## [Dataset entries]

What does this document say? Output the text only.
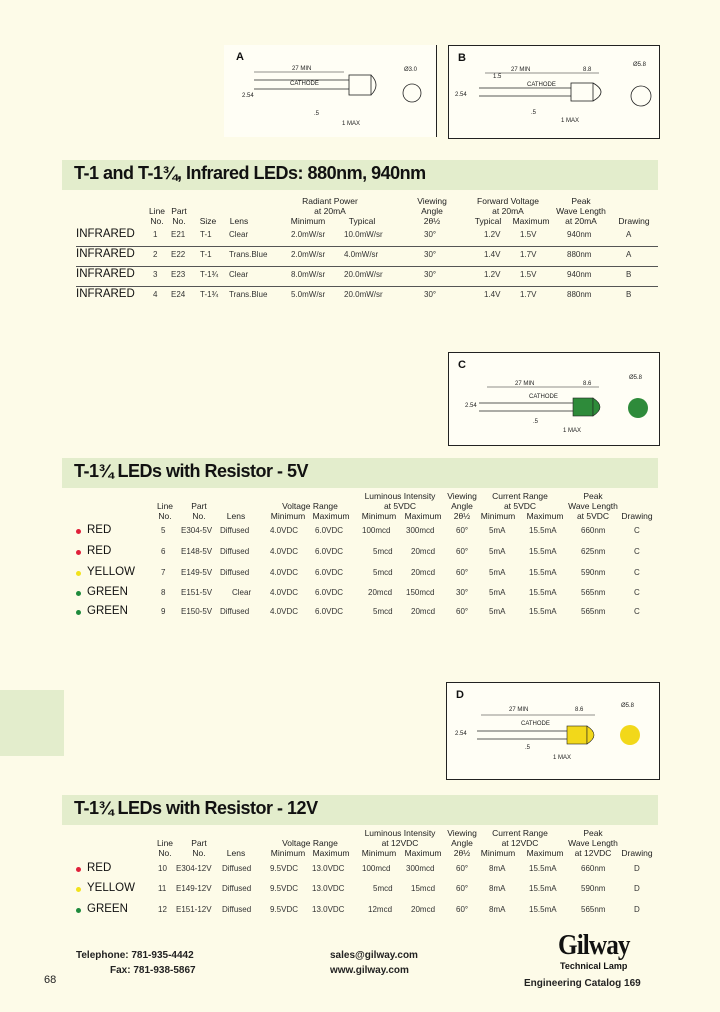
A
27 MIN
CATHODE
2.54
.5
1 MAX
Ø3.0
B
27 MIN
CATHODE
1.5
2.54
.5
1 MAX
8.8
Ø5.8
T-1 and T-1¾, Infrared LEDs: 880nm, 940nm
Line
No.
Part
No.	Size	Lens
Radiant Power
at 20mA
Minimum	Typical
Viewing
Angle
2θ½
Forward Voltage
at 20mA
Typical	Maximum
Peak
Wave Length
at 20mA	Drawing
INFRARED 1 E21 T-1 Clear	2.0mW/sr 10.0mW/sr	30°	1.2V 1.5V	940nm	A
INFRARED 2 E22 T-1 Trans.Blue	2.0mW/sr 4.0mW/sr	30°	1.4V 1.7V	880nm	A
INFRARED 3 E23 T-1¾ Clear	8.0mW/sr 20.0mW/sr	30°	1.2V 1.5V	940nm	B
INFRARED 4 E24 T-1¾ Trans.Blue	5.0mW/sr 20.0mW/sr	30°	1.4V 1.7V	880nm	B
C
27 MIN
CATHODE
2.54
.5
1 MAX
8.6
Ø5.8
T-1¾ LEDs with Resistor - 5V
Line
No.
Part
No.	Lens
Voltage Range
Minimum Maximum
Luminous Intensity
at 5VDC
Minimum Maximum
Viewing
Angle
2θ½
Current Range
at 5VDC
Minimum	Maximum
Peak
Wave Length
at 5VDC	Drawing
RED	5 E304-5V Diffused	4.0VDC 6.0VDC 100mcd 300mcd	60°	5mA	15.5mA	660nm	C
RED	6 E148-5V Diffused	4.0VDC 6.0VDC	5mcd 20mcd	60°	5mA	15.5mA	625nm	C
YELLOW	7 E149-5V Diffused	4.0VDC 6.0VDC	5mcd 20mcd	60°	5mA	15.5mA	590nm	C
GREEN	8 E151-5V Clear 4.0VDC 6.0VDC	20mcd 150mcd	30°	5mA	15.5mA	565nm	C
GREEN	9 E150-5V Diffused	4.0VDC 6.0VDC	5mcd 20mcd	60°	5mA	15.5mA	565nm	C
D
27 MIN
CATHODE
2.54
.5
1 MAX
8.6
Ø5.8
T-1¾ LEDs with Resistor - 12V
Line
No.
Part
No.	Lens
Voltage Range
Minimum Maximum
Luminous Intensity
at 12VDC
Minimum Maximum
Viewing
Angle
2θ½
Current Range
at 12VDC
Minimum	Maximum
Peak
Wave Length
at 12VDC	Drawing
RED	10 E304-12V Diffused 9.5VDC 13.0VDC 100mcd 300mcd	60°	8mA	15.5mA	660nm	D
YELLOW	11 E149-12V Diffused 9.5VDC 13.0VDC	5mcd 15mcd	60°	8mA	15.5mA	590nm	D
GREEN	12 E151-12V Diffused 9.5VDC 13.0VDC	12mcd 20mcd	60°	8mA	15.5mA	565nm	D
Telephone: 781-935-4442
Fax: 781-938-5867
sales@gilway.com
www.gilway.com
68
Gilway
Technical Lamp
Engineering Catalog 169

...

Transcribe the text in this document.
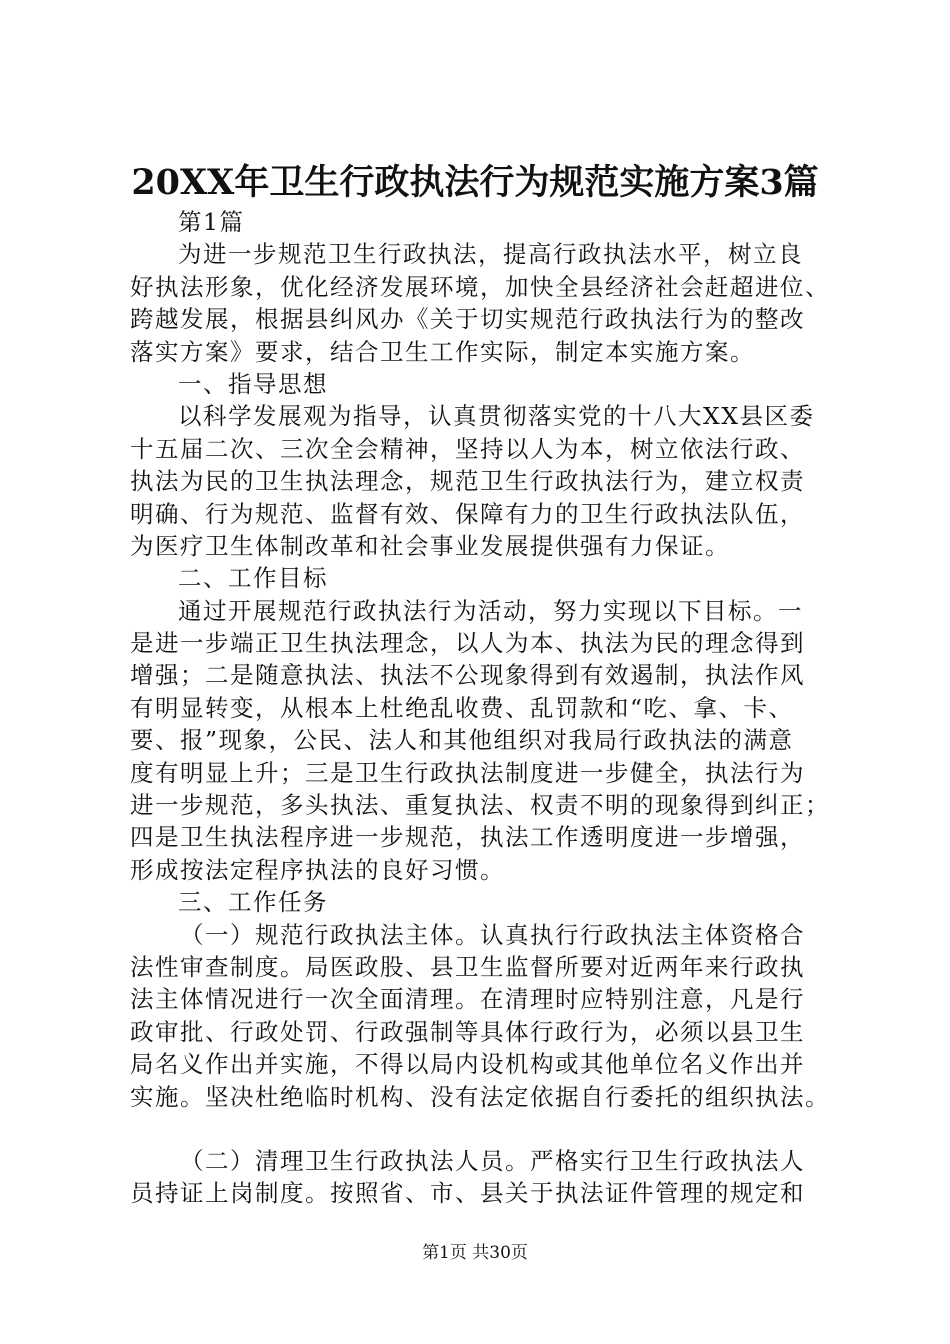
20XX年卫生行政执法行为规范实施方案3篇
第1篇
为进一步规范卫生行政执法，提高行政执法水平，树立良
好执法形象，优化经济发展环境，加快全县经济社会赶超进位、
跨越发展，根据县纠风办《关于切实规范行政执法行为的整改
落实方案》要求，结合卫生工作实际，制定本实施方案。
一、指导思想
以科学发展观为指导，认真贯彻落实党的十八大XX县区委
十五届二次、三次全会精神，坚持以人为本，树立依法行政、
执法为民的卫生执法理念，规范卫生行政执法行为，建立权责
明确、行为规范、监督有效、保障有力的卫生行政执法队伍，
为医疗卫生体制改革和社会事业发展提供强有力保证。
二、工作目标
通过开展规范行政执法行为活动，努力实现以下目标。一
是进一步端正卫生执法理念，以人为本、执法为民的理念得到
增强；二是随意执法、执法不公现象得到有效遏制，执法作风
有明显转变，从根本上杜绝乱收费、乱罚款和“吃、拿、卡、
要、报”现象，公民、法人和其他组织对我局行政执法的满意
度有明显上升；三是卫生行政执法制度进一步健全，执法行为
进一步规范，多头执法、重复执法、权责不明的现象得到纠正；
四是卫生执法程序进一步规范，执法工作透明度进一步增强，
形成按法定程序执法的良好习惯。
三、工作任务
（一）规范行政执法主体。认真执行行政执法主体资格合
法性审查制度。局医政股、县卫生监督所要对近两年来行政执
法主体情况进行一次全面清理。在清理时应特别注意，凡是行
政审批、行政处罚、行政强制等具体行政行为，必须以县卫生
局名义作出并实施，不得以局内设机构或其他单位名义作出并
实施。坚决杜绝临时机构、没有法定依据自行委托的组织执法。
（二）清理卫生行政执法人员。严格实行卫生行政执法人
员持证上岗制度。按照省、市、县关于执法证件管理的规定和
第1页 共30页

## [PROBLEM STATEMENT]
Copy the lines from the entries above in which the word "document" appears.

## [EXPECTED OUTPUT]
What does this document say? Output the text only.
Transcribe the text in this document.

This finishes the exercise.